Print the entries below word for word; the pictures stay out of your copy.
§
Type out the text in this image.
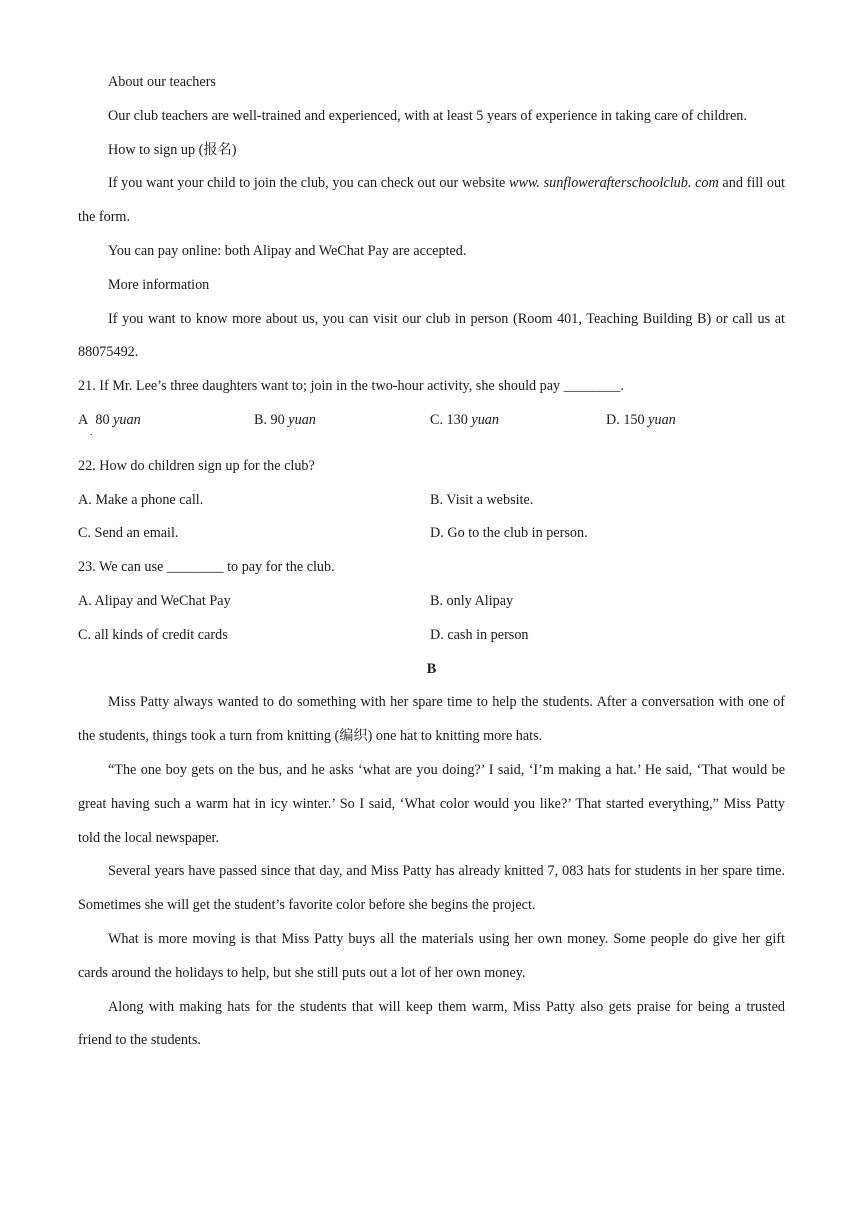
About our teachers

Our club teachers are well-trained and experienced, with at least 5 years of experience in taking care of children.

How to sign up (报名)

If you want your child to join the club, you can check out our website www. sunflowerafterschoolclub. com and fill out the form.

You can pay online: both Alipay and WeChat Pay are accepted.

More information

If you want to know more about us, you can visit our club in person (Room 401, Teaching Building B) or call us at 88075492.

21. If Mr. Lee’s three daughters want to; join in the two-hour activity, she should pay ________.

A 80 yuan
.
B. 90 yuan	C. 130 yuan	D. 150 yuan

22. How do children sign up for the club?

A. Make a phone call.	B. Visit a website.
C. Send an email.	D. Go to the club in person.

23. We can use ________ to pay for the club.

A. Alipay and WeChat Pay	B. only Alipay
C. all kinds of credit cards	D. cash in person

B

Miss Patty always wanted to do something with her spare time to help the students. After a conversation with one of the students, things took a turn from knitting (编织) one hat to knitting more hats.

“The one boy gets on the bus, and he asks ‘what are you doing?’ I said, ‘I’m making a hat.’ He said, ‘That would be great having such a warm hat in icy winter.’ So I said, ‘What color would you like?’ That started everything,” Miss Patty told the local newspaper.

Several years have passed since that day, and Miss Patty has already knitted 7, 083 hats for students in her spare time. Sometimes she will get the student’s favorite color before she begins the project.

What is more moving is that Miss Patty buys all the materials using her own money. Some people do give her gift cards around the holidays to help, but she still puts out a lot of her own money.

Along with making hats for the students that will keep them warm, Miss Patty also gets praise for being a trusted friend to the students.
§
**Solution:**
Type out the text in this image.
About our teachers

Our club teachers are well-trained and experienced, with at least 5 years of experience in taking care of children.

How to sign up (报名)

If you want your child to join the club, you can check out our website www. sunflowerafterschoolclub. com and fill out the form.

You can pay online: both Alipay and WeChat Pay are accepted.

More information

If you want to know more about us, you can visit our club in person (Room 401, Teaching Building B) or call us at 88075492.

21. If Mr. Lee’s three daughters want to; join in the two-hour activity, she should pay ________.

A 80 yuan
.
B. 90 yuan	C. 130 yuan	D. 150 yuan

22. How do children sign up for the club?

A. Make a phone call.	B. Visit a website.
C. Send an email.	D. Go to the club in person.

23. We can use ________ to pay for the club.

A. Alipay and WeChat Pay	B. only Alipay
C. all kinds of credit cards	D. cash in person

B

Miss Patty always wanted to do something with her spare time to help the students. After a conversation with one of the students, things took a turn from knitting (编织) one hat to knitting more hats.

“The one boy gets on the bus, and he asks ‘what are you doing?’ I said, ‘I’m making a hat.’ He said, ‘That would be great having such a warm hat in icy winter.’ So I said, ‘What color would you like?’ That started everything,” Miss Patty told the local newspaper.

Several years have passed since that day, and Miss Patty has already knitted 7, 083 hats for students in her spare time. Sometimes she will get the student’s favorite color before she begins the project.

What is more moving is that Miss Patty buys all the materials using her own money. Some people do give her gift cards around the holidays to help, but she still puts out a lot of her own money.

Along with making hats for the students that will keep them warm, Miss Patty also gets praise for being a trusted friend to the students.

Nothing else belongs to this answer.